**** Extracted material ****
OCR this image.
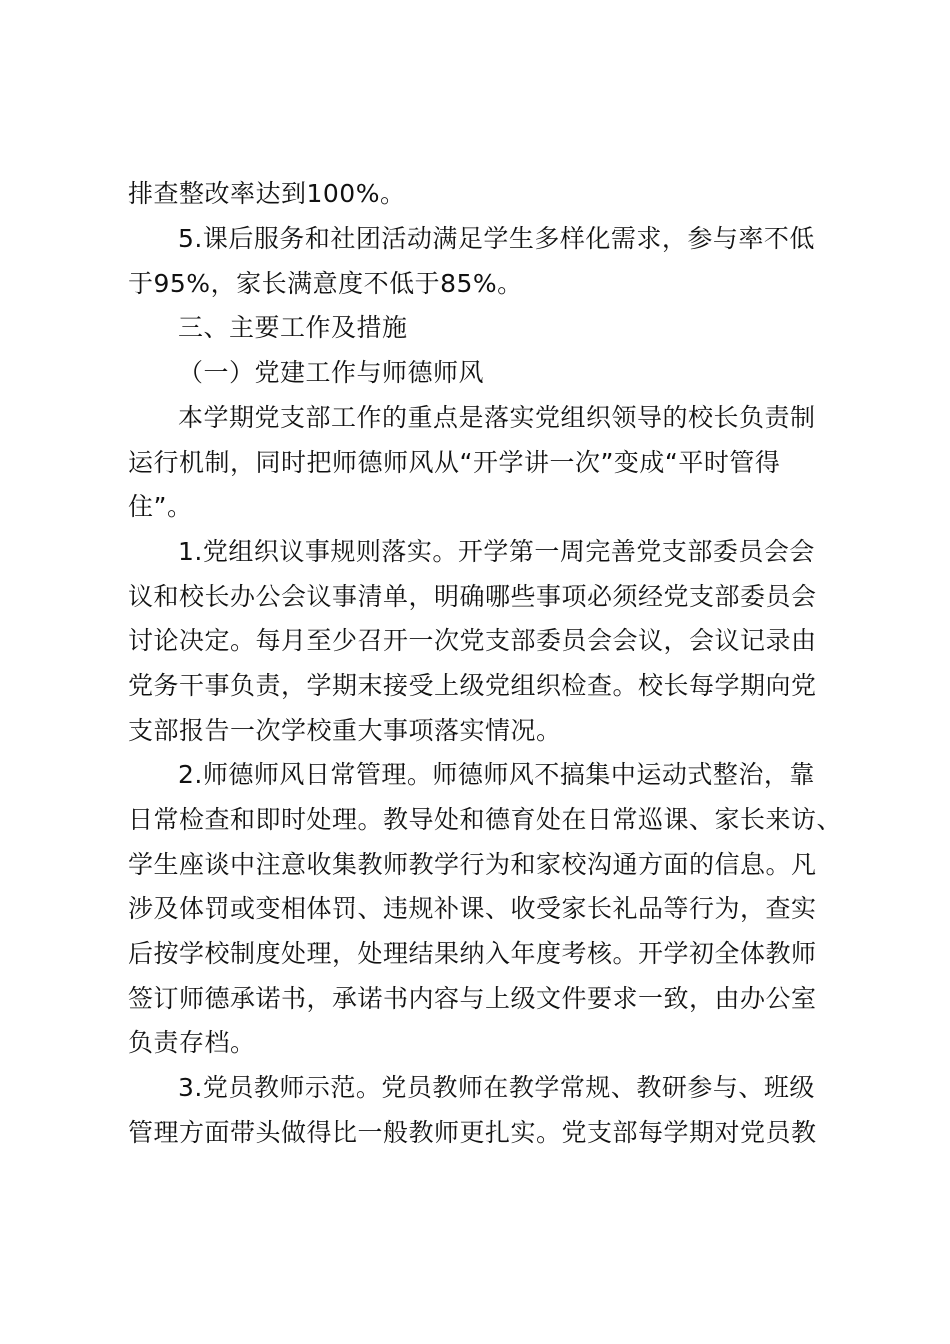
排查整改率达到100%。
5.课后服务和社团活动满足学生多样化需求，参与率不低
于95%，家长满意度不低于85%。
三、主要工作及措施
（一）党建工作与师德师风
本学期党支部工作的重点是落实党组织领导的校长负责制
运行机制，同时把师德师风从“开学讲一次”变成“平时管得
住”。
1.党组织议事规则落实。开学第一周完善党支部委员会会
议和校长办公会议事清单，明确哪些事项必须经党支部委员会
讨论决定。每月至少召开一次党支部委员会会议，会议记录由
党务干事负责，学期末接受上级党组织检查。校长每学期向党
支部报告一次学校重大事项落实情况。
2.师德师风日常管理。师德师风不搞集中运动式整治，靠
日常检查和即时处理。教导处和德育处在日常巡课、家长来访、
学生座谈中注意收集教师教学行为和家校沟通方面的信息。凡
涉及体罚或变相体罚、违规补课、收受家长礼品等行为，查实
后按学校制度处理，处理结果纳入年度考核。开学初全体教师
签订师德承诺书，承诺书内容与上级文件要求一致，由办公室
负责存档。
3.党员教师示范。党员教师在教学常规、教研参与、班级
管理方面带头做得比一般教师更扎实。党支部每学期对党员教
****
What the task requires: Without including any pictures, please restate all the records exactly.

Reply:
OCR this image.
排查整改率达到100%。
5.课后服务和社团活动满足学生多样化需求，参与率不低
于95%，家长满意度不低于85%。
三、主要工作及措施
（一）党建工作与师德师风
本学期党支部工作的重点是落实党组织领导的校长负责制
运行机制，同时把师德师风从“开学讲一次”变成“平时管得
住”。
1.党组织议事规则落实。开学第一周完善党支部委员会会
议和校长办公会议事清单，明确哪些事项必须经党支部委员会
讨论决定。每月至少召开一次党支部委员会会议，会议记录由
党务干事负责，学期末接受上级党组织检查。校长每学期向党
支部报告一次学校重大事项落实情况。
2.师德师风日常管理。师德师风不搞集中运动式整治，靠
日常检查和即时处理。教导处和德育处在日常巡课、家长来访、
学生座谈中注意收集教师教学行为和家校沟通方面的信息。凡
涉及体罚或变相体罚、违规补课、收受家长礼品等行为，查实
后按学校制度处理，处理结果纳入年度考核。开学初全体教师
签订师德承诺书，承诺书内容与上级文件要求一致，由办公室
负责存档。
3.党员教师示范。党员教师在教学常规、教研参与、班级
管理方面带头做得比一般教师更扎实。党支部每学期对党员教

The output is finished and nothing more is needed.